> PROBLEM REQUIREMENTS
Among the entries below, count the lines containing the string "approx". Only the count is needed.
========================================================================
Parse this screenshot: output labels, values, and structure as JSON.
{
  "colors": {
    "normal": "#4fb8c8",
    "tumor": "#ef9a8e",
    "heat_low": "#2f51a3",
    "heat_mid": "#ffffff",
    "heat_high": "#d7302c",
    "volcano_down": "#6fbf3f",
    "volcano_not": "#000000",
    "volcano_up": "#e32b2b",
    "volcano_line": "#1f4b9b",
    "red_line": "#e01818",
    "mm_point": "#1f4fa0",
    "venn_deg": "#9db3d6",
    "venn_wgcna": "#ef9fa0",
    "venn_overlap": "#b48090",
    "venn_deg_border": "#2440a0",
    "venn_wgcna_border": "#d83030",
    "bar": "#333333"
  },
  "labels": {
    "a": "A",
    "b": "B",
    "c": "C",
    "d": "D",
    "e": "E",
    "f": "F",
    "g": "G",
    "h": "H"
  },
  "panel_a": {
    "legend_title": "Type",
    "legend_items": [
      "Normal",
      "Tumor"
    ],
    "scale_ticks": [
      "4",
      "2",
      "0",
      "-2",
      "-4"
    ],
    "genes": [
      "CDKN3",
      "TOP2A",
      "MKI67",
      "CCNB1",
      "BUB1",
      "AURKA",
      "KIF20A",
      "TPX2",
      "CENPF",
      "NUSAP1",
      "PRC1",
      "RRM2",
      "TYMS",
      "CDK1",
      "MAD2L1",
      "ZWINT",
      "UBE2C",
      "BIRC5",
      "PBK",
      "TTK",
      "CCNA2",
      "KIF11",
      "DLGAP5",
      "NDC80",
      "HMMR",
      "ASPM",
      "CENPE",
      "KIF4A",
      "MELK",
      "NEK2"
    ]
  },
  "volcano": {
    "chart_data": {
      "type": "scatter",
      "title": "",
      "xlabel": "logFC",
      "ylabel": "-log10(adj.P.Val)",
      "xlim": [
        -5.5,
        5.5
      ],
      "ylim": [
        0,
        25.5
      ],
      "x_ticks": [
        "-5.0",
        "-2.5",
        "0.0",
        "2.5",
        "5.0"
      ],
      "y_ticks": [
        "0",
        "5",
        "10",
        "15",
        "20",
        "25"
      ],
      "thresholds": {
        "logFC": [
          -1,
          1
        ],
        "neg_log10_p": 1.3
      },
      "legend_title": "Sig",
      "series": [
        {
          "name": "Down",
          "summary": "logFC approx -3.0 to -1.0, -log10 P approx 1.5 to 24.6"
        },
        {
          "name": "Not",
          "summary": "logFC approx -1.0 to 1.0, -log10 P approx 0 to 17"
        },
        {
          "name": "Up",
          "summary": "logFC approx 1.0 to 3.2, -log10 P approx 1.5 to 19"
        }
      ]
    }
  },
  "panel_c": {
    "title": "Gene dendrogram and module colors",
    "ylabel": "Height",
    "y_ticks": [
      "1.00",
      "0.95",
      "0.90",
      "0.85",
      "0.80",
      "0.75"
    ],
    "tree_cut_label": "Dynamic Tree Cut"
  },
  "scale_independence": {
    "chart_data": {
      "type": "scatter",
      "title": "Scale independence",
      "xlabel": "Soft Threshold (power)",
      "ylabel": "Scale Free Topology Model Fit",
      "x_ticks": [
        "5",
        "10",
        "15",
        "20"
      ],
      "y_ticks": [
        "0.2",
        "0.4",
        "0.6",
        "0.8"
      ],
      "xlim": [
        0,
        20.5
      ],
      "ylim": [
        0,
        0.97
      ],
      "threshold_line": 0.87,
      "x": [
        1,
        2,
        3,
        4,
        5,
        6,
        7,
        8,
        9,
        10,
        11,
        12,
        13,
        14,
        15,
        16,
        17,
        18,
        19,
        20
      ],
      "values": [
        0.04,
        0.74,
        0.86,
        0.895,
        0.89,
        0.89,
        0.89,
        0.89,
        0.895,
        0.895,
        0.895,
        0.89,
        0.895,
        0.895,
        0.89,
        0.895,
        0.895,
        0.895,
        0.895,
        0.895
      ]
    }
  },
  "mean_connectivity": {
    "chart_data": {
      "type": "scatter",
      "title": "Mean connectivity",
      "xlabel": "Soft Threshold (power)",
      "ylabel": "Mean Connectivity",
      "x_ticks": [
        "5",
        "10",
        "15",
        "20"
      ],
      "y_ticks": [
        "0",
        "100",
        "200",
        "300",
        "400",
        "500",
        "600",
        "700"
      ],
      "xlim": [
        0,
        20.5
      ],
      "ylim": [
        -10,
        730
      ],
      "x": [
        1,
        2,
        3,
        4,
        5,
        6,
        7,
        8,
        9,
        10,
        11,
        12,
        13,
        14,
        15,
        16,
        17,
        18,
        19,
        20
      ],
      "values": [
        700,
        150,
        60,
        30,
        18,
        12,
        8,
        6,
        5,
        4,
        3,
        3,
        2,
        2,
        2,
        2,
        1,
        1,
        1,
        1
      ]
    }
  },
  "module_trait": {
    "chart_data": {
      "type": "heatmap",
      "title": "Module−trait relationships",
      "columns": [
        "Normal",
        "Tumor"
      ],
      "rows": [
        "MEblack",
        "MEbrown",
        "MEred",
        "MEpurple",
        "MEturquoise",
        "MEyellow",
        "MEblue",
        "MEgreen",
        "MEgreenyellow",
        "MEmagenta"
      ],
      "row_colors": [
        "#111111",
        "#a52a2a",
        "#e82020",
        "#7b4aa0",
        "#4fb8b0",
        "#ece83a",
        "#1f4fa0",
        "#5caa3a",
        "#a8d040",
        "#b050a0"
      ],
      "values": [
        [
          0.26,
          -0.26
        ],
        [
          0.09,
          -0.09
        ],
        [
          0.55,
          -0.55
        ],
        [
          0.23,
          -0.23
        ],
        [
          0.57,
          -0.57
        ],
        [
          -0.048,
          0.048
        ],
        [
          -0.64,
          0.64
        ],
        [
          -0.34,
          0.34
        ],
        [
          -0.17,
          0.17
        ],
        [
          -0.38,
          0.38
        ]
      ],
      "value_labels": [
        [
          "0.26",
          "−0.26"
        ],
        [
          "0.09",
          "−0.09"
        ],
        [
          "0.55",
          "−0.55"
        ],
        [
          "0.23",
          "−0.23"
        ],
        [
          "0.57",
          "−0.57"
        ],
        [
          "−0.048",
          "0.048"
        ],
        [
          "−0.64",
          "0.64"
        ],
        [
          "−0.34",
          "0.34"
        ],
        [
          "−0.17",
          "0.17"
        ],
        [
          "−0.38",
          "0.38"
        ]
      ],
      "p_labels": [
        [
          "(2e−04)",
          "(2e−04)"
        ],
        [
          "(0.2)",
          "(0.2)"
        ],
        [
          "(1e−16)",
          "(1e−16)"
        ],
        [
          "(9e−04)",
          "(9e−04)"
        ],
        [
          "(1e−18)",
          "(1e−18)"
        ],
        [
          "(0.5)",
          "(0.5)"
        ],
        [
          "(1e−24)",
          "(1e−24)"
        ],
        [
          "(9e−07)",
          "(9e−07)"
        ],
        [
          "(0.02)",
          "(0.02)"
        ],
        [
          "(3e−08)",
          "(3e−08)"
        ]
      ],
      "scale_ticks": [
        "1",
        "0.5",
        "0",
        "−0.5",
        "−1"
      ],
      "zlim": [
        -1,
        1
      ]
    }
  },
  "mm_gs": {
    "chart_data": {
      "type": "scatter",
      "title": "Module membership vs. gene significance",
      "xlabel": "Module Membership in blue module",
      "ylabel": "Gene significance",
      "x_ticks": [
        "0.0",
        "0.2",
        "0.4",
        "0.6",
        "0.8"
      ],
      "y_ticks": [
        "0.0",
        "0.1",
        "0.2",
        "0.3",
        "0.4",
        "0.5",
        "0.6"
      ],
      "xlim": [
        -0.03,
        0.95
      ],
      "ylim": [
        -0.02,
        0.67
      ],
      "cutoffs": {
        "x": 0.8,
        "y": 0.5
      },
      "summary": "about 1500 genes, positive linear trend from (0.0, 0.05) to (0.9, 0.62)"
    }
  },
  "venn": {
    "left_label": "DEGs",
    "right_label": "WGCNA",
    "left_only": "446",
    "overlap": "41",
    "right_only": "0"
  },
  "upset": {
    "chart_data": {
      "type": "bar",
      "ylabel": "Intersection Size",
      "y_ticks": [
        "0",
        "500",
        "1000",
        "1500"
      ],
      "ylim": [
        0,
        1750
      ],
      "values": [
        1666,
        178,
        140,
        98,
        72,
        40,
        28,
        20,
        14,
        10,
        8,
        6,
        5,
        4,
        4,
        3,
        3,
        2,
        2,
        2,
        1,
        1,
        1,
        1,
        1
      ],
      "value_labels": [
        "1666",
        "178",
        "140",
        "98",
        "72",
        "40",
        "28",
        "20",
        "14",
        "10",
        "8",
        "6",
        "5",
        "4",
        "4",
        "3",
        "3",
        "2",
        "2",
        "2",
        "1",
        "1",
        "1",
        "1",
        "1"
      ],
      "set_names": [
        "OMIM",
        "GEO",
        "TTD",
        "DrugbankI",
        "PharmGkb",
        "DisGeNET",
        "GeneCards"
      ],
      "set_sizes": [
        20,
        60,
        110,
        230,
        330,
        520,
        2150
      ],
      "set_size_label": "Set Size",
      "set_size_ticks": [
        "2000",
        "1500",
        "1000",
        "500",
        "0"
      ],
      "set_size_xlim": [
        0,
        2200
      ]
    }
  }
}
========================================================================
> REPLY
3